------ Rows

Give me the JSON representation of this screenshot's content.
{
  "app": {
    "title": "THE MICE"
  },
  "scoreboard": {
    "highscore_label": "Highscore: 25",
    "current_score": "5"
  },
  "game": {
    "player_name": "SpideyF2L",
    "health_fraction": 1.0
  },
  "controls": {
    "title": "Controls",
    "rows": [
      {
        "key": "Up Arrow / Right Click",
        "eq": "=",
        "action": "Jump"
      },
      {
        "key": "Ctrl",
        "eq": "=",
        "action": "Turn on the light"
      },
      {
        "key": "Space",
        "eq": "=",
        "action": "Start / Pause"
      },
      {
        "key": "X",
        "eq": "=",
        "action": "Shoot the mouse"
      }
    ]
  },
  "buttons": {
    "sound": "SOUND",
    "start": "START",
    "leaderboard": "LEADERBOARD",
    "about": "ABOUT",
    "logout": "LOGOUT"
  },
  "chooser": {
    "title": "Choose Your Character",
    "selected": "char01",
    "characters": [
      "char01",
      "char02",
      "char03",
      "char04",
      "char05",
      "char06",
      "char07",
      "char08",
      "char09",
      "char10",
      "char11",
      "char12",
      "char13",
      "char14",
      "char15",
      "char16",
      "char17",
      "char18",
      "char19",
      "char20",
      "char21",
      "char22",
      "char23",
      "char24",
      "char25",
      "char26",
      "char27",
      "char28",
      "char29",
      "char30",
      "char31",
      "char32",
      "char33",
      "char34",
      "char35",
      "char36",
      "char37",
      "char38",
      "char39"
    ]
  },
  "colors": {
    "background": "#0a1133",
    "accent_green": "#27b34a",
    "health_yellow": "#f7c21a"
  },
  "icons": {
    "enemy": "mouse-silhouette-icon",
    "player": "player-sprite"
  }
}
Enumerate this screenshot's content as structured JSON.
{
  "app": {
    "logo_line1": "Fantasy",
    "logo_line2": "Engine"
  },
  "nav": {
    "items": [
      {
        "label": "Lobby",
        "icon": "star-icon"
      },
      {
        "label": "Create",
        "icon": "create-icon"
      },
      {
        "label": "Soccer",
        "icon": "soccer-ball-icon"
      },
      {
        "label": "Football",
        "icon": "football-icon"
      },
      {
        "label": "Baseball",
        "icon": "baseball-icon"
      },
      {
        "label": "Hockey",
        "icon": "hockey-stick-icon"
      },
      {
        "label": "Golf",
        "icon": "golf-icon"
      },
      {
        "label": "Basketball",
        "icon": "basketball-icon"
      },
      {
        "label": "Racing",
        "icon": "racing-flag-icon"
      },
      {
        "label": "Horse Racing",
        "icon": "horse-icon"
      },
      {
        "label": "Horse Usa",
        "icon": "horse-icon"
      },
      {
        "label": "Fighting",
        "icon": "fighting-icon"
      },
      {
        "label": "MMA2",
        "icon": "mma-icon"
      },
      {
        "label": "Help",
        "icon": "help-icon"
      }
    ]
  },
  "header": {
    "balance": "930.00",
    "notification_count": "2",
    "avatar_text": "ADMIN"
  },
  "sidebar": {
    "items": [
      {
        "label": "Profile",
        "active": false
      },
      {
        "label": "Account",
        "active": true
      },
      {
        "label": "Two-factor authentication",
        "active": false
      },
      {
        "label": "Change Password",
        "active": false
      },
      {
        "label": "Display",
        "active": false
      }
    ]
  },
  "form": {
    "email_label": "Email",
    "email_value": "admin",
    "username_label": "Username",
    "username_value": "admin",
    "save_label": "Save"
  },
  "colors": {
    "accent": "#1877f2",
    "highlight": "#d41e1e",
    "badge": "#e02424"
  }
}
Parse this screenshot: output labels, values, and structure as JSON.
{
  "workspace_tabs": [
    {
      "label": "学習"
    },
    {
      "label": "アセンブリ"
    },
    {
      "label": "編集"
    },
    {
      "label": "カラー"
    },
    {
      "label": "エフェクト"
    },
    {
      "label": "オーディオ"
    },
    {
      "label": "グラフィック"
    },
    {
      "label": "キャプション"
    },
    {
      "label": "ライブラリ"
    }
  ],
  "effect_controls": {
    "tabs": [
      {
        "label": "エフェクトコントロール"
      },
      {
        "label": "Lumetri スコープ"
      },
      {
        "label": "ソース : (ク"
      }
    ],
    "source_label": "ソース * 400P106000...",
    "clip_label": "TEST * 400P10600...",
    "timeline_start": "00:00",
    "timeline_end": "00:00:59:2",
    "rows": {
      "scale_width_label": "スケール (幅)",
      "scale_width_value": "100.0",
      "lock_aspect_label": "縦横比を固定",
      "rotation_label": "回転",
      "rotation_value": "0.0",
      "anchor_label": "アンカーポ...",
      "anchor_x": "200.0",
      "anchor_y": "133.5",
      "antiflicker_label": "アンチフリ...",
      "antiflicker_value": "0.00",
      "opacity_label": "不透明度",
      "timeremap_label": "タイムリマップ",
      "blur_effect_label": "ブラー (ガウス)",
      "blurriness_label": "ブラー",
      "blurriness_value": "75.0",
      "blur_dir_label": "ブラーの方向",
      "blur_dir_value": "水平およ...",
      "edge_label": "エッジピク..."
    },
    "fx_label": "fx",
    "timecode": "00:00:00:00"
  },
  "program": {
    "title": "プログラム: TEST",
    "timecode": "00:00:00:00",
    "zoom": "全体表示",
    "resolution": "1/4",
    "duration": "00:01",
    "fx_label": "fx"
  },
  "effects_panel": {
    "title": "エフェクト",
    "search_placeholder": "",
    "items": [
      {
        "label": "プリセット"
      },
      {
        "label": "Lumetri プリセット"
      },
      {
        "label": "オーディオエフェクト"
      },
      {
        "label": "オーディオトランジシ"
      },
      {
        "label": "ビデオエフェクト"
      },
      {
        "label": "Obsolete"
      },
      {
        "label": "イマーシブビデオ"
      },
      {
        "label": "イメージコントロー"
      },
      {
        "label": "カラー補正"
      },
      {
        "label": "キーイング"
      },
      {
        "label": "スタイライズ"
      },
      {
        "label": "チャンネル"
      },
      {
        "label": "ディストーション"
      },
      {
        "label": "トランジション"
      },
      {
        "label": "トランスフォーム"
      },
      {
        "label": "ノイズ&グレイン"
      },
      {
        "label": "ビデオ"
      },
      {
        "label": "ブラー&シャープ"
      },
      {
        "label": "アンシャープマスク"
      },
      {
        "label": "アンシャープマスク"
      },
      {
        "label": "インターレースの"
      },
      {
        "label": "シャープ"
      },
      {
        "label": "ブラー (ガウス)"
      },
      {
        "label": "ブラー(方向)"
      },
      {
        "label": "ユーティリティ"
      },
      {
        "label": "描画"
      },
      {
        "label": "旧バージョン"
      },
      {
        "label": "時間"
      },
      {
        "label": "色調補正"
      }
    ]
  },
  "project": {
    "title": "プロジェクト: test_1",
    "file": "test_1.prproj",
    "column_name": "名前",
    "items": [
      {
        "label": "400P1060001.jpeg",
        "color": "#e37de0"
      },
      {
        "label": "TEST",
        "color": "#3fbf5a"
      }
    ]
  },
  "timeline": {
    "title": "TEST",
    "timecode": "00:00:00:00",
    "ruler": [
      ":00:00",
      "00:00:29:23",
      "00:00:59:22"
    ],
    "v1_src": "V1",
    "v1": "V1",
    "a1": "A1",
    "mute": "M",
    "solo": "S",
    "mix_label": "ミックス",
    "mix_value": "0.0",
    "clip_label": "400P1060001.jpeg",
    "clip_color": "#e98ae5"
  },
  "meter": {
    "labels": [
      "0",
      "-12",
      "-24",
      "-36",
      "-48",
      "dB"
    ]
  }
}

------------

Short problem: Generate an exact reproduction of all entries.

Finished task:
Give me the JSON representation of this screenshot's content.
{
  "app": {
    "title": "THE MICE"
  },
  "scoreboard": {
    "highscore_label": "Highscore: 25",
    "current_score": "5"
  },
  "game": {
    "player_name": "SpideyF2L",
    "health_fraction": 1.0
  },
  "controls": {
    "title": "Controls",
    "rows": [
      {
        "key": "Up Arrow / Right Click",
        "eq": "=",
        "action": "Jump"
      },
      {
        "key": "Ctrl",
        "eq": "=",
        "action": "Turn on the light"
      },
      {
        "key": "Space",
        "eq": "=",
        "action": "Start / Pause"
      },
      {
        "key": "X",
        "eq": "=",
        "action": "Shoot the mouse"
      }
    ]
  },
  "buttons": {
    "sound": "SOUND",
    "start": "START",
    "leaderboard": "LEADERBOARD",
    "about": "ABOUT",
    "logout": "LOGOUT"
  },
  "chooser": {
    "title": "Choose Your Character",
    "selected": "char01",
    "characters": [
      "char01",
      "char02",
      "char03",
      "char04",
      "char05",
      "char06",
      "char07",
      "char08",
      "char09",
      "char10",
      "char11",
      "char12",
      "char13",
      "char14",
      "char15",
      "char16",
      "char17",
      "char18",
      "char19",
      "char20",
      "char21",
      "char22",
      "char23",
      "char24",
      "char25",
      "char26",
      "char27",
      "char28",
      "char29",
      "char30",
      "char31",
      "char32",
      "char33",
      "char34",
      "char35",
      "char36",
      "char37",
      "char38",
      "char39"
    ]
  },
  "colors": {
    "background": "#0a1133",
    "accent_green": "#27b34a",
    "health_yellow": "#f7c21a"
  },
  "icons": {
    "enemy": "mouse-silhouette-icon",
    "player": "player-sprite"
  }
}
Enumerate this screenshot's content as structured JSON.
{
  "app": {
    "logo_line1": "Fantasy",
    "logo_line2": "Engine"
  },
  "nav": {
    "items": [
      {
        "label": "Lobby",
        "icon": "star-icon"
      },
      {
        "label": "Create",
        "icon": "create-icon"
      },
      {
        "label": "Soccer",
        "icon": "soccer-ball-icon"
      },
      {
        "label": "Football",
        "icon": "football-icon"
      },
      {
        "label": "Baseball",
        "icon": "baseball-icon"
      },
      {
        "label": "Hockey",
        "icon": "hockey-stick-icon"
      },
      {
        "label": "Golf",
        "icon": "golf-icon"
      },
      {
        "label": "Basketball",
        "icon": "basketball-icon"
      },
      {
        "label": "Racing",
        "icon": "racing-flag-icon"
      },
      {
        "label": "Horse Racing",
        "icon": "horse-icon"
      },
      {
        "label": "Horse Usa",
        "icon": "horse-icon"
      },
      {
        "label": "Fighting",
        "icon": "fighting-icon"
      },
      {
        "label": "MMA2",
        "icon": "mma-icon"
      },
      {
        "label": "Help",
        "icon": "help-icon"
      }
    ]
  },
  "header": {
    "balance": "930.00",
    "notification_count": "2",
    "avatar_text": "ADMIN"
  },
  "sidebar": {
    "items": [
      {
        "label": "Profile",
        "active": false
      },
      {
        "label": "Account",
        "active": true
      },
      {
        "label": "Two-factor authentication",
        "active": false
      },
      {
        "label": "Change Password",
        "active": false
      },
      {
        "label": "Display",
        "active": false
      }
    ]
  },
  "form": {
    "email_label": "Email",
    "email_value": "admin",
    "username_label": "Username",
    "username_value": "admin",
    "save_label": "Save"
  },
  "colors": {
    "accent": "#1877f2",
    "highlight": "#d41e1e",
    "badge": "#e02424"
  }
}
Parse this screenshot: output labels, values, and structure as JSON.
{
  "workspace_tabs": [
    {
      "label": "学習"
    },
    {
      "label": "アセンブリ"
    },
    {
      "label": "編集"
    },
    {
      "label": "カラー"
    },
    {
      "label": "エフェクト"
    },
    {
      "label": "オーディオ"
    },
    {
      "label": "グラフィック"
    },
    {
      "label": "キャプション"
    },
    {
      "label": "ライブラリ"
    }
  ],
  "effect_controls": {
    "tabs": [
      {
        "label": "エフェクトコントロール"
      },
      {
        "label": "Lumetri スコープ"
      },
      {
        "label": "ソース : (ク"
      }
    ],
    "source_label": "ソース * 400P106000...",
    "clip_label": "TEST * 400P10600...",
    "timeline_start": "00:00",
    "timeline_end": "00:00:59:2",
    "rows": {
      "scale_width_label": "スケール (幅)",
      "scale_width_value": "100.0",
      "lock_aspect_label": "縦横比を固定",
      "rotation_label": "回転",
      "rotation_value": "0.0",
      "anchor_label": "アンカーポ...",
      "anchor_x": "200.0",
      "anchor_y": "133.5",
      "antiflicker_label": "アンチフリ...",
      "antiflicker_value": "0.00",
      "opacity_label": "不透明度",
      "timeremap_label": "タイムリマップ",
      "blur_effect_label": "ブラー (ガウス)",
      "blurriness_label": "ブラー",
      "blurriness_value": "75.0",
      "blur_dir_label": "ブラーの方向",
      "blur_dir_value": "水平およ...",
      "edge_label": "エッジピク..."
    },
    "fx_label": "fx",
    "timecode": "00:00:00:00"
  },
  "program": {
    "title": "プログラム: TEST",
    "timecode": "00:00:00:00",
    "zoom": "全体表示",
    "resolution": "1/4",
    "duration": "00:01",
    "fx_label": "fx"
  },
  "effects_panel": {
    "title": "エフェクト",
    "search_placeholder": "",
    "items": [
      {
        "label": "プリセット"
      },
      {
        "label": "Lumetri プリセット"
      },
      {
        "label": "オーディオエフェクト"
      },
      {
        "label": "オーディオトランジシ"
      },
      {
        "label": "ビデオエフェクト"
      },
      {
        "label": "Obsolete"
      },
      {
        "label": "イマーシブビデオ"
      },
      {
        "label": "イメージコントロー"
      },
      {
        "label": "カラー補正"
      },
      {
        "label": "キーイング"
      },
      {
        "label": "スタイライズ"
      },
      {
        "label": "チャンネル"
      },
      {
        "label": "ディストーション"
      },
      {
        "label": "トランジション"
      },
      {
        "label": "トランスフォーム"
      },
      {
        "label": "ノイズ&グレイン"
      },
      {
        "label": "ビデオ"
      },
      {
        "label": "ブラー&シャープ"
      },
      {
        "label": "アンシャープマスク"
      },
      {
        "label": "アンシャープマスク"
      },
      {
        "label": "インターレースの"
      },
      {
        "label": "シャープ"
      },
      {
        "label": "ブラー (ガウス)"
      },
      {
        "label": "ブラー(方向)"
      },
      {
        "label": "ユーティリティ"
      },
      {
        "label": "描画"
      },
      {
        "label": "旧バージョン"
      },
      {
        "label": "時間"
      },
      {
        "label": "色調補正"
      }
    ]
  },
  "project": {
    "title": "プロジェクト: test_1",
    "file": "test_1.prproj",
    "column_name": "名前",
    "items": [
      {
        "label": "400P1060001.jpeg",
        "color": "#e37de0"
      },
      {
        "label": "TEST",
        "color": "#3fbf5a"
      }
    ]
  },
  "timeline": {
    "title": "TEST",
    "timecode": "00:00:00:00",
    "ruler": [
      ":00:00",
      "00:00:29:23",
      "00:00:59:22"
    ],
    "v1_src": "V1",
    "v1": "V1",
    "a1": "A1",
    "mute": "M",
    "solo": "S",
    "mix_label": "ミックス",
    "mix_value": "0.0",
    "clip_label": "400P1060001.jpeg",
    "clip_color": "#e98ae5"
  },
  "meter": {
    "labels": [
      "0",
      "-12",
      "-24",
      "-36",
      "-48",
      "dB"
    ]
  }
}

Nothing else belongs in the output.